Task directions: How many lines in this material include the string "Guangdong"? Answer with the number and nothing further.

Records to use:
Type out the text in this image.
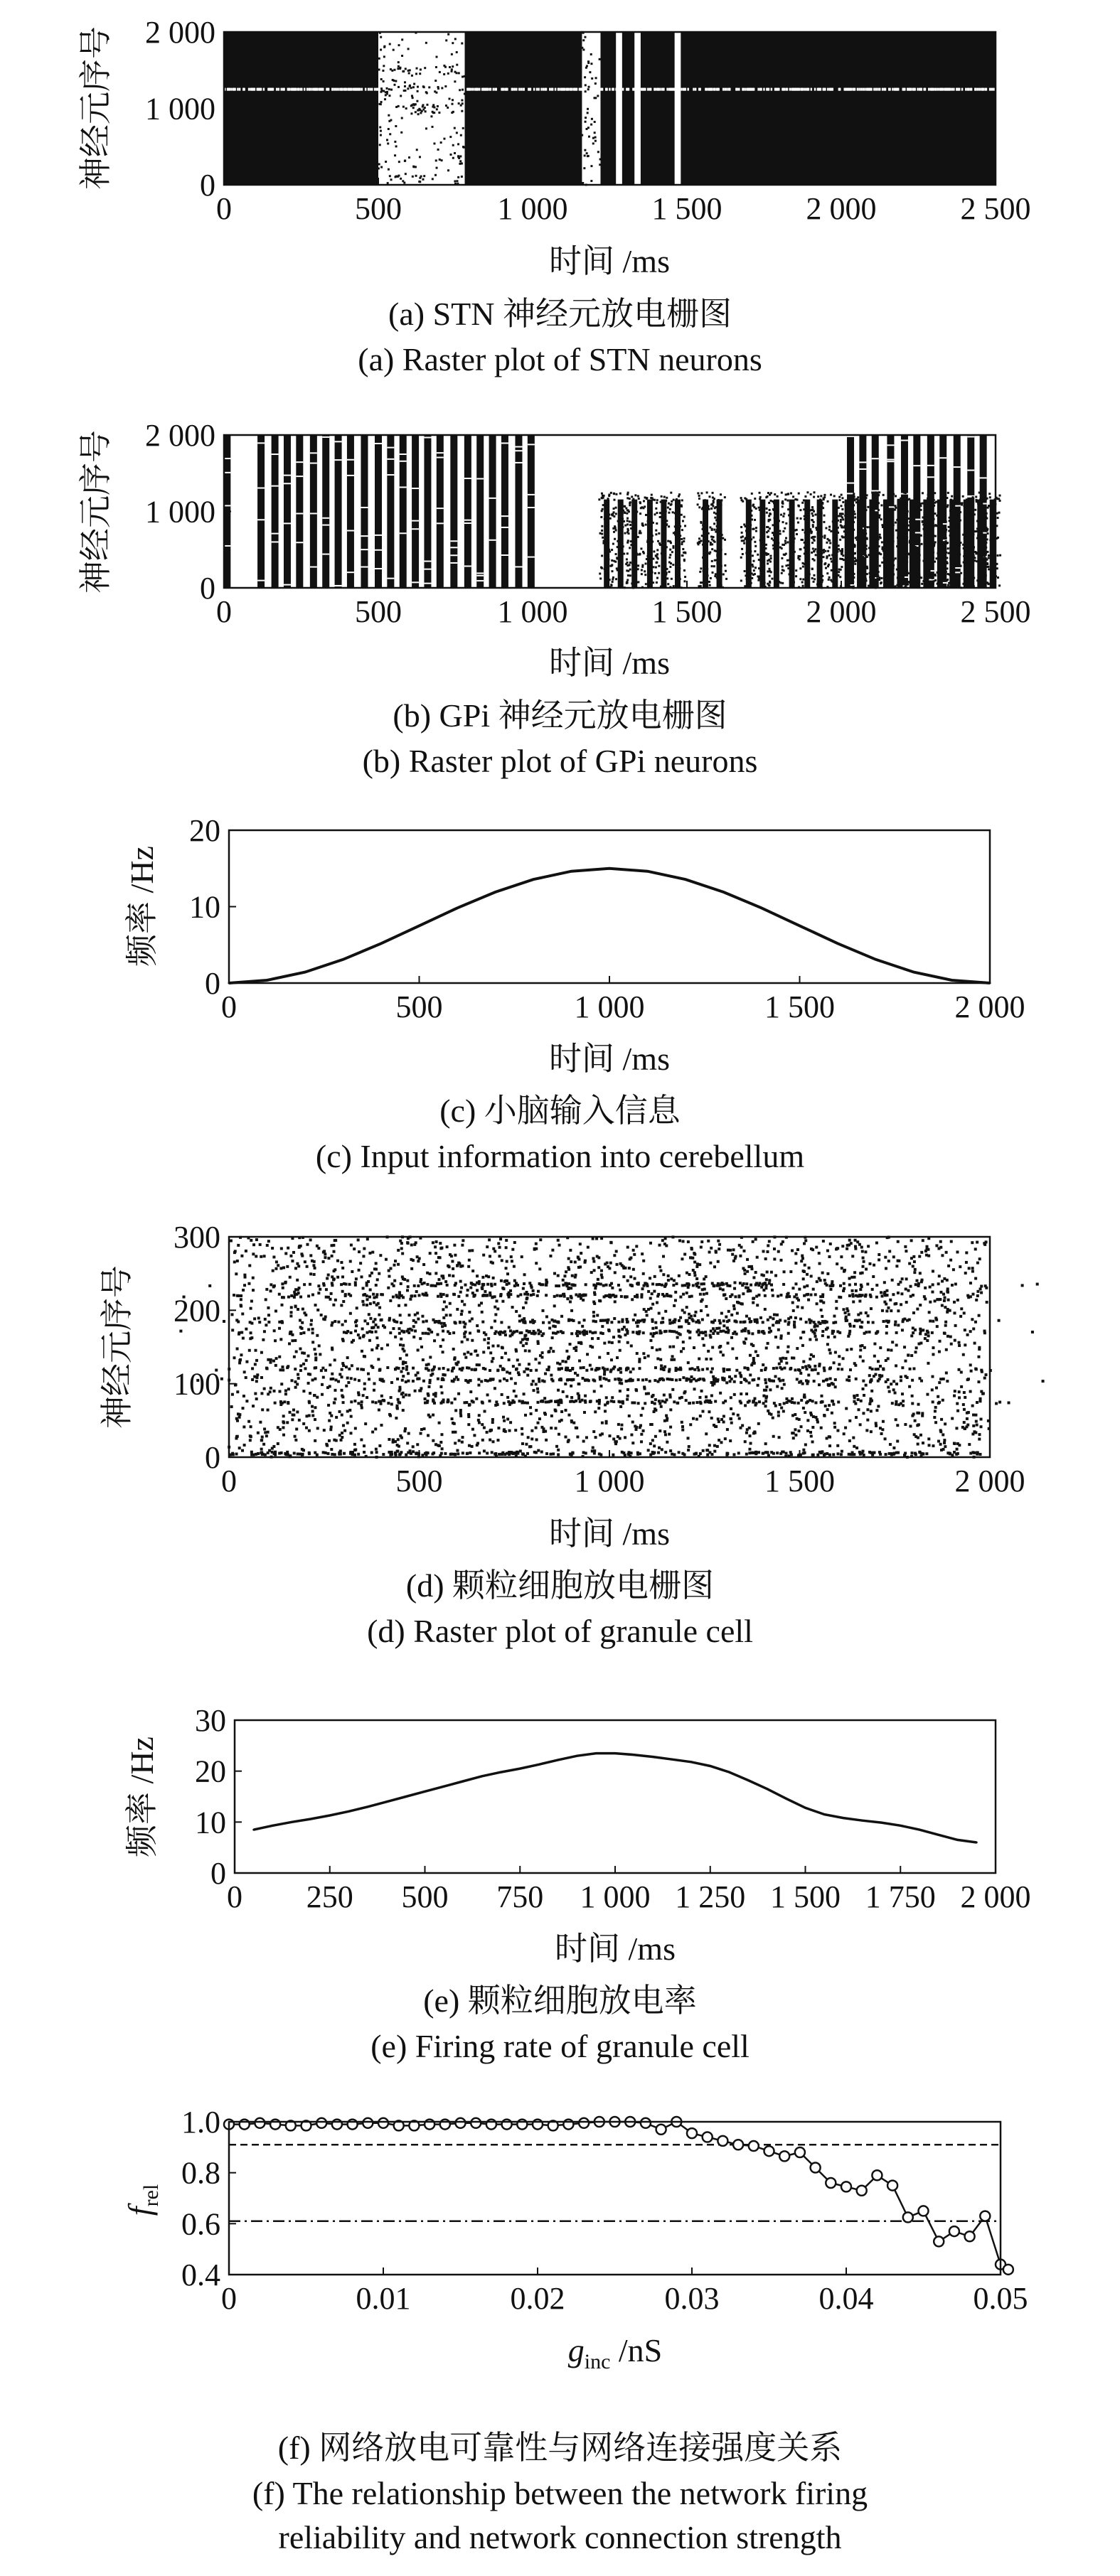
0	500	1 000	1 500	2 000	2 500
0
1 000
2 000
时间 /ms
神经元序号
0	500	1 000	1 500	2 000	2 500
0
1 000
2 000
时间 /ms
神经元序号
0	500	1 000	1 500	2 000
0
10
20
时间 /ms
频率 /Hz
0	500	1 000	1 500	2 000
0
100
200
300
时间 /ms
神经元序号
0 250 500 750 1 000 1 250 1 500 1 750 2 000
0
10
20
30
时间 /ms
频率 /Hz
0	0.01	0.02	0.03	0.04	0.05
0.4
0.6
0.8
1.0
$g_{inc}$ /nS
$f_{rel}$
(a) STN 神经元放电栅图
(a) Raster plot of STN neurons
(b) GPi 神经元放电栅图
(b) Raster plot of GPi neurons
(c) 小脑输入信息
(c) Input information into cerebellum
(d) 颗粒细胞放电栅图
(d) Raster plot of granule cell
(e) 颗粒细胞放电率
(e) Firing rate of granule cell
(f) 网络放电可靠性与网络连接强度关系
(f) The relationship between the network firing
reliability and network connection strength
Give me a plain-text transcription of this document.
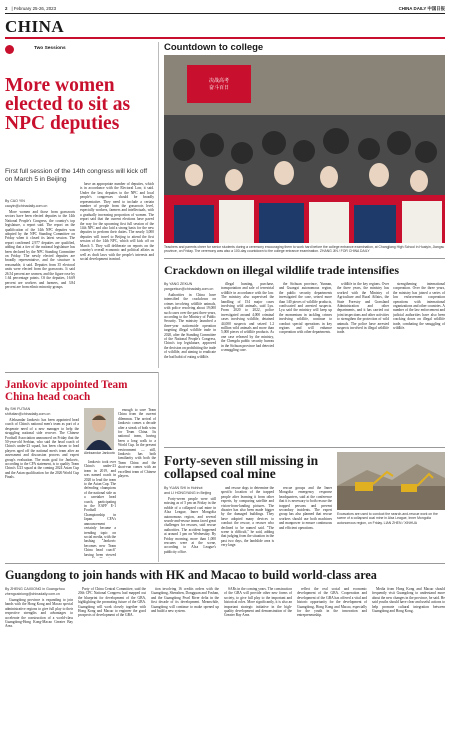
2 | February 25-26, 2023	CHINA DAILY 中国日报
CHINA
Two Sessions
More women elected to sit as NPC deputies
First full session of the 14th congress will kick off on March 5 in Beijing
By CAO YIN
caoyin@chinadaily.com.cn

More women and those from grassroots sectors have been elected deputies to the 14th National People's Congress, the country's top legislature, a report said. The report on the qualification of the 14th NPC deputies was adopted by the NPC Standing Committee on Friday when it closed its latest session. The report confirmed 2,977 deputies are qualified, adding that a tier of the national legislature has been declared by the NPC Standing Committee on Friday. The newly elected deputies are broadly representative, and the structure is reasonable, it said. Deputies from 35 electoral units were elected from the grassroots. It said 26.54 percent are women, and the figure rose by 1.64 percentage points. Of the deputies, 16.69 percent are workers and farmers, and 3.84 percent are from ethnic minority groups.

have an appropriate number of deputies, which is in accordance with the Electoral Law, it said. Under the law, deputies to the NPC and local people's congresses should be broadly representative. They need to include a certain number of people from the grassroots level, especially workers, farmers and intellectuals, with a gradually increasing proportion of women. The report said that the current elections have paved the way for the upcoming first full session of the 14th NPC and also laid a strong basis for the new deputies to perform their duties. The nearly 3,000 deputies will travel to Beijing to attend the first session of the 14th NPC, which will kick off on March 5. They will deliberate on reports on the country's overall economic and political affairs as well as draft laws with the people's interests and social development in mind.

Countdown to college
决战高考
奋斗百日
Teachers and parents cheer for senior students during a ceremony encouraging them to work hard before the college entrance examination, at Changjiang High School in Huaiyin, Jiangsu province, on Friday. The ceremony was also a 100-day countdown to the college entrance examination. ZHANG JIN / FOR CHINA DAILY
Crackdown on illegal wildlife trade intensifies
By YANG ZEKUN
yangzekun@chinadaily.com.cn

Authorities in China have intensified the crackdown on crimes involving wildlife animals, with police resolving about 19,000 such cases over the past three years, according to the Ministry of Public Security. The ministry launched a three-year nationwide operation targeting illegal wildlife trade in 2020, after the Standing Committee of the National People's Congress, China's top legislature, approved the decision on prohibiting the trade of wildlife, and aiming to eradicate the bad habit of eating wildlife.

illegal hunting, purchase, transportation and sale of terrestrial wildlife in accordance with the law. The ministry also supervised the handling of 154 major cases involving wild animals, said Lyu. From 2020 to 2022, police investigated around 4,000 criminal cases involving wildlife, detained 44,000 suspects and seized 1.2 million wild animals and more than 5,000 pieces of wildlife products. As one case released by the ministry, the Chengdu public security bureau in the Sichuan province had detected a smuggling case.

the Sichuan province, Yunnan, and Guangxi autonomous region, the public security departments investigated the case, seized more than 140 pieces of wildlife products, confiscated and arrested suspects. Lyu said the ministry will keep up the momentum in tackling crimes involving wildlife, continue to conduct special operations in key regions and will enhance cooperation with other departments.

wildlife in the key regions. Over the three years, the ministry has worked with the Ministry of Agriculture and Rural Affairs, the State Forestry and Grassland Administration and other departments, and it has carried out joint inspections and other activities to strengthen the protection of wild animals. The police have arrested suspects involved in illegal wildlife trade.

strengthening international cooperation. Over the three years, the ministry has joined a series of law enforcement cooperation operations with international organizations and other countries. A number of the law enforcement and judicial authorities have also been cracking down on illegal wildlife trade, combating the smuggling of wildlife.

Jankovic appointed Team China head coach
By SHI FUTIAN
shifutian@chinadaily.com.cn

Aleksandar Jankovic has been appointed head coach of China's national men's team as part of a desperate need of a new manager to help the struggling national side recover. The Chinese Football Association announced on Friday that the 50-year-old Serbian, who said the head coach of China's under-23 squad, has been chosen to lead players aged off the national men's team after an assessment and discussion process and expert group's evaluation. The main goal for Jankovic, according to the CFA statement, is to qualify Team China's U23 squad at the coming 2024 Asian Cup and the Asian qualification for the 2026 World Cup Finals.

Aleksandar Jankovic

enough to save Team China from the current dilemmas. The arrival of Jankovic comes a decade after a streak of both wins for Team China. Its national team, having been a long walk to a World Cup. In the present environment — still, Jankovic has both familiarity with both the Team China and the short-run comes with an excellent team of Chinese players.

Jankovic took over China's under-23 team in 2019, and was named coach in 2020 to lead the team to the Asian Cup. The defending champions of the national side as a caretaker head coach, participating in the EAFF E-1 Football Championship in Japan. CFA's announcement certainly became a trending topic on social media, with the hashtag "Jankovic becomes new Team China head coach" having been viewed

Forty-seven still missing in collapsed coal mine
By YUAN SHI in Hohhot
and LI HONGYANG in Beijing

Forty-seven people were still missing as of 5 pm on Friday in the rubble of a collapsed coal mine in Alxa League, Inner Mongolia autonomous region, and several search-and-rescue teams faced great challenges for rescues, said rescue authorities. The accident happened at around 1 pm on Wednesday. By Friday morning, more than 1,000 rescuers were at the scene, according to Alxa League's publicity office.

and rescue dogs to determine the specific location of the trapped people after learning it from other experts, by comparing satellite and vision-from-landing pictures. The disaster has also been made bigger by the damaged buildings. They have adopted many devices to conduct the rescue, a rescuer who declined to be named said. "The scene is difficult," he said, adding that judging from the situation in the past two days, the landslide area is very large.

Excavators are used to conduct the search-and-rescue work on the scene of a collapsed coal mine in Alxa League, Inner Mongolia autonomous region, on Friday. LIAN ZHEN / XINHUA

rescue groups and the Inner Mongolia emergency response headquarters, said at the conference that it is necessary to both rescue the trapped persons and prevent secondary incidents. The expert group has also planned that rescue workers should use both machines and manpower to ensure continuous and efficient operations.

Guangdong to join hands with HK and Macao to build world-class area
By ZHENG CAIXIONG in Guangzhou
zhengcaixiong@chinadaily.com.cn

Guangdong province is expanding to join hands with the Hong Kong and Macao special administrative regions to give full play to their respective strengths and advantages to accelerate the construction of a world-class Guangdong-Hong Kong-Macao Greater Bay Area.

Party of China Central Committee, said the 20th CPC National Congress had mapped out the blueprint for development of the GBA, highlighting the promoting future of the GBA. Guangdong will work closely together with Hong Kong and Macao to engineer the good prospects of development of the GBA.

tion involving 16 credits orders with the Guangdong, Shenzhen, Dongguan and Foshan, and the Guangdong Pearl River delta in the first decade of its development. Meanwhile, Guangdong will continue to make opened up and build a new system.

SARs in the coming years. The construction of the GBA will provide other new forms of society, to give full play to the important and historical roles. More significantly, it is also an important strategic initiative in the high-quality development and demonstration of the Greater Bay Area.

reflect the real social and economic development of the GBA. Cooperation and development of the GBA has offered a vital and historic opportunity for the development of Guangdong, Hong Kong and Macao, especially for the youth in the innovation and entrepreneurship.

Media from Hong Kong and Macao should frequently visit Guangdong to understand more about the new changes in the province, he said. He said youths should have clear and useful actions to help promote cultural integration between Guangdong and Hong Kong.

The response: 6